====== Dataset ======
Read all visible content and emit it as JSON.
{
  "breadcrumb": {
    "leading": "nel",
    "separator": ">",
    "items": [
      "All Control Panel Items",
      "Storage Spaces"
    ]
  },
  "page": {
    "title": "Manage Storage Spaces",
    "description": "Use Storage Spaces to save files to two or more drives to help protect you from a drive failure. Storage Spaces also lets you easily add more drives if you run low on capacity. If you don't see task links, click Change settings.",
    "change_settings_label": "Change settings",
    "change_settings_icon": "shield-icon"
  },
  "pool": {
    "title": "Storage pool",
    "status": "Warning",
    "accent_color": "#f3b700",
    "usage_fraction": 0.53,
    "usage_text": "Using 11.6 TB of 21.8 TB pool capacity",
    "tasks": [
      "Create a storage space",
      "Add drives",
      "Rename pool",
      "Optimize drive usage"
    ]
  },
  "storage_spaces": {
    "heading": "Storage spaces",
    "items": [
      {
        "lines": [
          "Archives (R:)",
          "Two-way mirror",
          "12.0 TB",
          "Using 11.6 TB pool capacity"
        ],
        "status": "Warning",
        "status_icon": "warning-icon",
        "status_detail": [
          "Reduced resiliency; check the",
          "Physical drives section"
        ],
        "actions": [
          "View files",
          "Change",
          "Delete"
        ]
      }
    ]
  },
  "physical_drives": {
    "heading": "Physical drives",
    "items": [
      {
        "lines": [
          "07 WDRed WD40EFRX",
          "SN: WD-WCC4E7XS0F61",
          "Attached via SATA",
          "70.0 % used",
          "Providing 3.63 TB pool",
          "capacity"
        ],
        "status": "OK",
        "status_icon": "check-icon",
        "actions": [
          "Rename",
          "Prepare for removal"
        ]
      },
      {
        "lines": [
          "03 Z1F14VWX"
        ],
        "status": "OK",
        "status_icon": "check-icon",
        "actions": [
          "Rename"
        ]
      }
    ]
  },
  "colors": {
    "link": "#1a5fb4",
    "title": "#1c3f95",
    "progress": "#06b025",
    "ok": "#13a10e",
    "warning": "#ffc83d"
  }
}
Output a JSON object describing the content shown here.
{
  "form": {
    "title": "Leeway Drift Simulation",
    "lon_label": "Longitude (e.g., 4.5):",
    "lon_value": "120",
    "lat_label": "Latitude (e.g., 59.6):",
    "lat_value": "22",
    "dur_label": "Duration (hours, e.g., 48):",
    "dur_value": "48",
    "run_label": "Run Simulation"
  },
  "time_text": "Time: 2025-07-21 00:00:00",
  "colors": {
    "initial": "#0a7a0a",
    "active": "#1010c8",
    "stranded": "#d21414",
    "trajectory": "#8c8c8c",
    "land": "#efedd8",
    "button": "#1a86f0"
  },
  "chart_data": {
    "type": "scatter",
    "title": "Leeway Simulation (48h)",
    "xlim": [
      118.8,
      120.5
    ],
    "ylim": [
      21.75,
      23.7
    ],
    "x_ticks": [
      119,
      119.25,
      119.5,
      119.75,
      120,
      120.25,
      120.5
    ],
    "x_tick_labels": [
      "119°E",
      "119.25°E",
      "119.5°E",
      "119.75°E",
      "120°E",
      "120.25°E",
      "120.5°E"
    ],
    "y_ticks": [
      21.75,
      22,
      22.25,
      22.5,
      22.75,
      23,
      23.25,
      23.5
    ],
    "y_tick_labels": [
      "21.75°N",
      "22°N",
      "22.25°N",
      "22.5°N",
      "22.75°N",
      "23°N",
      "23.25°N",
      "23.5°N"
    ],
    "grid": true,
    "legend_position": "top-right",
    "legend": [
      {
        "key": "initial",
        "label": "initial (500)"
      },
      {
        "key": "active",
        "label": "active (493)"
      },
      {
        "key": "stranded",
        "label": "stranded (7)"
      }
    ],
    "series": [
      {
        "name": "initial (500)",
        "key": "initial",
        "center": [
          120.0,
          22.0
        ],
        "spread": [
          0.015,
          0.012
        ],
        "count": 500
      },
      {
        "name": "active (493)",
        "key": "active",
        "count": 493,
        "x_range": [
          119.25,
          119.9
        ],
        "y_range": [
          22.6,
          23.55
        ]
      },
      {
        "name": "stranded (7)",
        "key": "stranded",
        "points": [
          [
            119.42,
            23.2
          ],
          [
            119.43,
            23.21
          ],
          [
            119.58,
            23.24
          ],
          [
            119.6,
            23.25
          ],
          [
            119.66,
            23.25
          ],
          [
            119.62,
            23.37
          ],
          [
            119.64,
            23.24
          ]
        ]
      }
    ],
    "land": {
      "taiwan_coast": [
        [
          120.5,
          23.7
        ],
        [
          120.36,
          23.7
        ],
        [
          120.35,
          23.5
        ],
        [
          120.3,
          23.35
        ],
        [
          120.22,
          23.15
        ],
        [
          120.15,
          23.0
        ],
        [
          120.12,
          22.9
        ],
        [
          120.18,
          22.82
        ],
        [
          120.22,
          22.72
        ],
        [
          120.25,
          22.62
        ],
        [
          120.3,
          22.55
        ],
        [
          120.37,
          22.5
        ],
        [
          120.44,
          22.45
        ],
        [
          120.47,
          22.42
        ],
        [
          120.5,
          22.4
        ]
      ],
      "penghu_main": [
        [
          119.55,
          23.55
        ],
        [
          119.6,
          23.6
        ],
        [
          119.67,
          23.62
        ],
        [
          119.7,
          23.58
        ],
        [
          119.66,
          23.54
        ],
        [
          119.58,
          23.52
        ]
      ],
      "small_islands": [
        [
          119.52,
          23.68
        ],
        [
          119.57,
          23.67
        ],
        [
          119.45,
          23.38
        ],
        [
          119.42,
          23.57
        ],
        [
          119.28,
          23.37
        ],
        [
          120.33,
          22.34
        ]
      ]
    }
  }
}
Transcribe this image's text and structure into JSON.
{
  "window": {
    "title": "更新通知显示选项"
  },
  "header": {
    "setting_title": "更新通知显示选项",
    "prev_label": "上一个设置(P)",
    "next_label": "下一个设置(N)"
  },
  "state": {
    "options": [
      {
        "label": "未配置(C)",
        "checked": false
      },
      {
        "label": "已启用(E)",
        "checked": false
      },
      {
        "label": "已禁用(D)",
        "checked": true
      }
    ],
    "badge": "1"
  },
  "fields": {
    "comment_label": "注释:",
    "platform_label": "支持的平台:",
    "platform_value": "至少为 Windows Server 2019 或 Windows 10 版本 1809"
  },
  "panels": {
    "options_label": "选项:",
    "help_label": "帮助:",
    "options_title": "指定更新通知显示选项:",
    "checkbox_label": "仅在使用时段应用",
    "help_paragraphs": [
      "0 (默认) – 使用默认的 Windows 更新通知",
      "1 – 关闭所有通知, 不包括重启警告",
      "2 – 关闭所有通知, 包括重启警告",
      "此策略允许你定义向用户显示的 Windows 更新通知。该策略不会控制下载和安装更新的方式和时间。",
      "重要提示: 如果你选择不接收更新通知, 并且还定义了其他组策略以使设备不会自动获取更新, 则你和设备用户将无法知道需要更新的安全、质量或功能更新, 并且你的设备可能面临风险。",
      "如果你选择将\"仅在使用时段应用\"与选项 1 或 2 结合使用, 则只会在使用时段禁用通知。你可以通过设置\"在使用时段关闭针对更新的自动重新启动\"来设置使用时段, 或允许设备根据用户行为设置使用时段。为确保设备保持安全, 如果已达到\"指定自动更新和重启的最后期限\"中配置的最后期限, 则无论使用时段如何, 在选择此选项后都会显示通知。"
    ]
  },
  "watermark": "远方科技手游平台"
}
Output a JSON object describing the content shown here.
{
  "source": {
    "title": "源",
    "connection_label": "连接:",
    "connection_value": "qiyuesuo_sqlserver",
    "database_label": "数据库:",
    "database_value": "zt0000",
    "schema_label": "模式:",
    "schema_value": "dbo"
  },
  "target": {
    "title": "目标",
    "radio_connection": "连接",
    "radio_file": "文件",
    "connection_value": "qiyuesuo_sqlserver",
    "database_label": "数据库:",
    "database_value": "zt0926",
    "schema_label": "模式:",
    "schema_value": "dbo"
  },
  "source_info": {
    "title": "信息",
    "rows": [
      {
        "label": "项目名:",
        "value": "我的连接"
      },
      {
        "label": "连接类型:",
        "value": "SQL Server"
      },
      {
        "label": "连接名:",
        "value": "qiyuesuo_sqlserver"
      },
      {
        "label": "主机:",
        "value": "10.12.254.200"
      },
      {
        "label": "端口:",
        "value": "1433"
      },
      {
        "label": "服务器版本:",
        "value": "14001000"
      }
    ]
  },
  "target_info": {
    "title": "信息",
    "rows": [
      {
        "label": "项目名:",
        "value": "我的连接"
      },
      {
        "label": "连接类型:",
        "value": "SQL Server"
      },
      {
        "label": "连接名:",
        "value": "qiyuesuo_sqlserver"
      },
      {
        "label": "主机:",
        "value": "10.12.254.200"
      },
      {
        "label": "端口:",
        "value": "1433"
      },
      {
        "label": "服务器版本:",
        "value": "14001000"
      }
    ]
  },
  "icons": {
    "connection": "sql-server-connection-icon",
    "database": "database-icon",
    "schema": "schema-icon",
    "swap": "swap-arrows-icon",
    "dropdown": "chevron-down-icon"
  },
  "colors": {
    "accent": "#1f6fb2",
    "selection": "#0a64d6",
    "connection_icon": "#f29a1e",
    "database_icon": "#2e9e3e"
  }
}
======
### Exercise prompt
Show all lines in the entries above where the string "Simulation" appears.

### Response
    "title": "Leeway Drift Simulation",
    "run_label": "Run Simulation"
    "title": "Leeway Simulation (48h)",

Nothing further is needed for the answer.